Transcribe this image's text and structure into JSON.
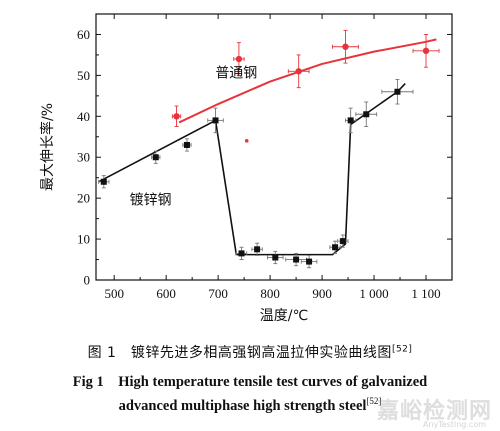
{
  "chart_data": {
    "type": "line",
    "xlabel": "温度/℃",
    "ylabel": "最大伸长率/%",
    "xlim": [
      465,
      1150
    ],
    "ylim": [
      0,
      65
    ],
    "xticks": [
      500,
      600,
      700,
      800,
      900,
      1000,
      1100
    ],
    "xtick_labels": [
      "500",
      "600",
      "700",
      "800",
      "900",
      "1 000",
      "1 100"
    ],
    "yticks": [
      0,
      10,
      20,
      30,
      40,
      50,
      60
    ],
    "ytick_labels": [
      "0",
      "10",
      "20",
      "30",
      "40",
      "50",
      "60"
    ],
    "grid": false,
    "series": [
      {
        "name": "普通钢",
        "color": "#e8333a",
        "marker": "circle",
        "points": [
          {
            "x": 620,
            "y": 40,
            "xerr": 8,
            "yerr": 2.5
          },
          {
            "x": 740,
            "y": 54,
            "xerr": 10,
            "yerr": 4
          },
          {
            "x": 855,
            "y": 51,
            "xerr": 20,
            "yerr": 4
          },
          {
            "x": 945,
            "y": 57,
            "xerr": 25,
            "yerr": 4
          },
          {
            "x": 1100,
            "y": 56,
            "xerr": 25,
            "yerr": 4
          }
        ],
        "outlier": {
          "x": 755,
          "y": 34
        },
        "fit": [
          [
            625,
            38.5
          ],
          [
            700,
            43
          ],
          [
            800,
            48.5
          ],
          [
            900,
            52.8
          ],
          [
            1000,
            55.8
          ],
          [
            1100,
            58.2
          ],
          [
            1120,
            58.8
          ]
        ]
      },
      {
        "name": "镀锌钢",
        "color": "#111111",
        "marker": "square",
        "points": [
          {
            "x": 480,
            "y": 24,
            "xerr": 10,
            "yerr": 1.5
          },
          {
            "x": 580,
            "y": 30,
            "xerr": 8,
            "yerr": 1.5
          },
          {
            "x": 640,
            "y": 33,
            "xerr": 8,
            "yerr": 1.5
          },
          {
            "x": 695,
            "y": 39,
            "xerr": 15,
            "yerr": 3
          },
          {
            "x": 745,
            "y": 6.5,
            "xerr": 10,
            "yerr": 1.5
          },
          {
            "x": 775,
            "y": 7.5,
            "xerr": 10,
            "yerr": 1.5
          },
          {
            "x": 810,
            "y": 5.5,
            "xerr": 15,
            "yerr": 1.5
          },
          {
            "x": 850,
            "y": 5,
            "xerr": 20,
            "yerr": 1.5
          },
          {
            "x": 875,
            "y": 4.5,
            "xerr": 15,
            "yerr": 1.5
          },
          {
            "x": 925,
            "y": 8,
            "xerr": 10,
            "yerr": 1.5
          },
          {
            "x": 940,
            "y": 9.5,
            "xerr": 10,
            "yerr": 1.5
          },
          {
            "x": 955,
            "y": 39,
            "xerr": 10,
            "yerr": 3
          },
          {
            "x": 985,
            "y": 40.5,
            "xerr": 20,
            "yerr": 3
          },
          {
            "x": 1045,
            "y": 46,
            "xerr": 30,
            "yerr": 3
          }
        ],
        "line": [
          [
            470,
            24
          ],
          [
            695,
            39
          ],
          [
            735,
            6.2
          ],
          [
            920,
            6.2
          ],
          [
            945,
            8.8
          ],
          [
            955,
            38
          ],
          [
            1045,
            46
          ],
          [
            1060,
            48
          ]
        ]
      }
    ],
    "annotations": [
      {
        "text": "普通钢",
        "x": 735,
        "y": 49.5
      },
      {
        "text": "镀锌钢",
        "x": 570,
        "y": 18.5
      }
    ]
  },
  "caption": {
    "cn_text": "图 1　镀锌先进多相高强钢高温拉伸实验曲线图",
    "cn_ref": "[52]",
    "en_line1": "Fig 1　High temperature tensile test curves of galvanized",
    "en_line2": "advanced multiphase high strength steel",
    "en_ref": "[52]"
  },
  "watermark": {
    "text": "嘉峪检测网",
    "sub": "AnyTesting.com"
  }
}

__________

Write out each line again precisely as it appears, skipping every picture.

▸ **TASK RESULT**
Transcribe this image's text and structure into JSON.
{
  "chart_data": {
    "type": "line",
    "xlabel": "温度/℃",
    "ylabel": "最大伸长率/%",
    "xlim": [
      465,
      1150
    ],
    "ylim": [
      0,
      65
    ],
    "xticks": [
      500,
      600,
      700,
      800,
      900,
      1000,
      1100
    ],
    "xtick_labels": [
      "500",
      "600",
      "700",
      "800",
      "900",
      "1 000",
      "1 100"
    ],
    "yticks": [
      0,
      10,
      20,
      30,
      40,
      50,
      60
    ],
    "ytick_labels": [
      "0",
      "10",
      "20",
      "30",
      "40",
      "50",
      "60"
    ],
    "grid": false,
    "series": [
      {
        "name": "普通钢",
        "color": "#e8333a",
        "marker": "circle",
        "points": [
          {
            "x": 620,
            "y": 40,
            "xerr": 8,
            "yerr": 2.5
          },
          {
            "x": 740,
            "y": 54,
            "xerr": 10,
            "yerr": 4
          },
          {
            "x": 855,
            "y": 51,
            "xerr": 20,
            "yerr": 4
          },
          {
            "x": 945,
            "y": 57,
            "xerr": 25,
            "yerr": 4
          },
          {
            "x": 1100,
            "y": 56,
            "xerr": 25,
            "yerr": 4
          }
        ],
        "outlier": {
          "x": 755,
          "y": 34
        },
        "fit": [
          [
            625,
            38.5
          ],
          [
            700,
            43
          ],
          [
            800,
            48.5
          ],
          [
            900,
            52.8
          ],
          [
            1000,
            55.8
          ],
          [
            1100,
            58.2
          ],
          [
            1120,
            58.8
          ]
        ]
      },
      {
        "name": "镀锌钢",
        "color": "#111111",
        "marker": "square",
        "points": [
          {
            "x": 480,
            "y": 24,
            "xerr": 10,
            "yerr": 1.5
          },
          {
            "x": 580,
            "y": 30,
            "xerr": 8,
            "yerr": 1.5
          },
          {
            "x": 640,
            "y": 33,
            "xerr": 8,
            "yerr": 1.5
          },
          {
            "x": 695,
            "y": 39,
            "xerr": 15,
            "yerr": 3
          },
          {
            "x": 745,
            "y": 6.5,
            "xerr": 10,
            "yerr": 1.5
          },
          {
            "x": 775,
            "y": 7.5,
            "xerr": 10,
            "yerr": 1.5
          },
          {
            "x": 810,
            "y": 5.5,
            "xerr": 15,
            "yerr": 1.5
          },
          {
            "x": 850,
            "y": 5,
            "xerr": 20,
            "yerr": 1.5
          },
          {
            "x": 875,
            "y": 4.5,
            "xerr": 15,
            "yerr": 1.5
          },
          {
            "x": 925,
            "y": 8,
            "xerr": 10,
            "yerr": 1.5
          },
          {
            "x": 940,
            "y": 9.5,
            "xerr": 10,
            "yerr": 1.5
          },
          {
            "x": 955,
            "y": 39,
            "xerr": 10,
            "yerr": 3
          },
          {
            "x": 985,
            "y": 40.5,
            "xerr": 20,
            "yerr": 3
          },
          {
            "x": 1045,
            "y": 46,
            "xerr": 30,
            "yerr": 3
          }
        ],
        "line": [
          [
            470,
            24
          ],
          [
            695,
            39
          ],
          [
            735,
            6.2
          ],
          [
            920,
            6.2
          ],
          [
            945,
            8.8
          ],
          [
            955,
            38
          ],
          [
            1045,
            46
          ],
          [
            1060,
            48
          ]
        ]
      }
    ],
    "annotations": [
      {
        "text": "普通钢",
        "x": 735,
        "y": 49.5
      },
      {
        "text": "镀锌钢",
        "x": 570,
        "y": 18.5
      }
    ]
  },
  "caption": {
    "cn_text": "图 1　镀锌先进多相高强钢高温拉伸实验曲线图",
    "cn_ref": "[52]",
    "en_line1": "Fig 1　High temperature tensile test curves of galvanized",
    "en_line2": "advanced multiphase high strength steel",
    "en_ref": "[52]"
  },
  "watermark": {
    "text": "嘉峪检测网",
    "sub": "AnyTesting.com"
  }
}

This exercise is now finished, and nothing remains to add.